> **Task description**
The data below must be copied in full and without any change.

> **Provided records**
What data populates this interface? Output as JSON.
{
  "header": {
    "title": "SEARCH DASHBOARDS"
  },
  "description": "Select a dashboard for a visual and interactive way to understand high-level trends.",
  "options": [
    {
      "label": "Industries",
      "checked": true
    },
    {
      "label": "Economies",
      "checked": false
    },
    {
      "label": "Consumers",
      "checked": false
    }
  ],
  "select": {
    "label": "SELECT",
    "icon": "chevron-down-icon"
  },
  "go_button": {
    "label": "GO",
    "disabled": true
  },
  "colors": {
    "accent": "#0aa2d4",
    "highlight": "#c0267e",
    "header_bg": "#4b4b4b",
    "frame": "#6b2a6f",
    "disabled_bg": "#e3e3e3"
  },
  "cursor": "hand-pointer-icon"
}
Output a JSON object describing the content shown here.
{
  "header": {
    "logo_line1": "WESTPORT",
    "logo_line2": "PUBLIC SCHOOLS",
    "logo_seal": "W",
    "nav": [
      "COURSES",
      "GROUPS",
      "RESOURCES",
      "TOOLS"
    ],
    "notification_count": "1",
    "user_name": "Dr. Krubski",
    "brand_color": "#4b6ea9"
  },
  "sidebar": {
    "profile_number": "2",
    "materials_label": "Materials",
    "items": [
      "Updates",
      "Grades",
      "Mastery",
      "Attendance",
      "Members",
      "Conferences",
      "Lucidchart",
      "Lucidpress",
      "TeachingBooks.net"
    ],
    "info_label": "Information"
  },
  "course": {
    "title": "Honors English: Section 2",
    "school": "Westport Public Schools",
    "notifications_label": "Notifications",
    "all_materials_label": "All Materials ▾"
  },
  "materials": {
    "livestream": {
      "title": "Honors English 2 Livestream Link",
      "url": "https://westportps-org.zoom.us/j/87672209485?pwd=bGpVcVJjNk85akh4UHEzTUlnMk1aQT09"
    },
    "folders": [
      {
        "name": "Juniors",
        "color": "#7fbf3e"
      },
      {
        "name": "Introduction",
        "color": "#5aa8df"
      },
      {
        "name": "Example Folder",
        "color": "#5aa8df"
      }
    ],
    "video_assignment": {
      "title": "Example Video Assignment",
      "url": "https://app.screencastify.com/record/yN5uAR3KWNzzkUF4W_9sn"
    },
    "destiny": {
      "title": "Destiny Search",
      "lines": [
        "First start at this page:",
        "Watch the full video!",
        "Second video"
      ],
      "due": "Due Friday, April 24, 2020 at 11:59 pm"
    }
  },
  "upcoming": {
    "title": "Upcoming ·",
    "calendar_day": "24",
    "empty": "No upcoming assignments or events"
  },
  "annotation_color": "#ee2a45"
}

> **Solution**
What data populates this interface? Output as JSON.
{
  "header": {
    "title": "SEARCH DASHBOARDS"
  },
  "description": "Select a dashboard for a visual and interactive way to understand high-level trends.",
  "options": [
    {
      "label": "Industries",
      "checked": true
    },
    {
      "label": "Economies",
      "checked": false
    },
    {
      "label": "Consumers",
      "checked": false
    }
  ],
  "select": {
    "label": "SELECT",
    "icon": "chevron-down-icon"
  },
  "go_button": {
    "label": "GO",
    "disabled": true
  },
  "colors": {
    "accent": "#0aa2d4",
    "highlight": "#c0267e",
    "header_bg": "#4b4b4b",
    "frame": "#6b2a6f",
    "disabled_bg": "#e3e3e3"
  },
  "cursor": "hand-pointer-icon"
}
Output a JSON object describing the content shown here.
{
  "header": {
    "logo_line1": "WESTPORT",
    "logo_line2": "PUBLIC SCHOOLS",
    "logo_seal": "W",
    "nav": [
      "COURSES",
      "GROUPS",
      "RESOURCES",
      "TOOLS"
    ],
    "notification_count": "1",
    "user_name": "Dr. Krubski",
    "brand_color": "#4b6ea9"
  },
  "sidebar": {
    "profile_number": "2",
    "materials_label": "Materials",
    "items": [
      "Updates",
      "Grades",
      "Mastery",
      "Attendance",
      "Members",
      "Conferences",
      "Lucidchart",
      "Lucidpress",
      "TeachingBooks.net"
    ],
    "info_label": "Information"
  },
  "course": {
    "title": "Honors English: Section 2",
    "school": "Westport Public Schools",
    "notifications_label": "Notifications",
    "all_materials_label": "All Materials ▾"
  },
  "materials": {
    "livestream": {
      "title": "Honors English 2 Livestream Link",
      "url": "https://westportps-org.zoom.us/j/87672209485?pwd=bGpVcVJjNk85akh4UHEzTUlnMk1aQT09"
    },
    "folders": [
      {
        "name": "Juniors",
        "color": "#7fbf3e"
      },
      {
        "name": "Introduction",
        "color": "#5aa8df"
      },
      {
        "name": "Example Folder",
        "color": "#5aa8df"
      }
    ],
    "video_assignment": {
      "title": "Example Video Assignment",
      "url": "https://app.screencastify.com/record/yN5uAR3KWNzzkUF4W_9sn"
    },
    "destiny": {
      "title": "Destiny Search",
      "lines": [
        "First start at this page:",
        "Watch the full video!",
        "Second video"
      ],
      "due": "Due Friday, April 24, 2020 at 11:59 pm"
    }
  },
  "upcoming": {
    "title": "Upcoming ·",
    "calendar_day": "24",
    "empty": "No upcoming assignments or events"
  },
  "annotation_color": "#ee2a45"
}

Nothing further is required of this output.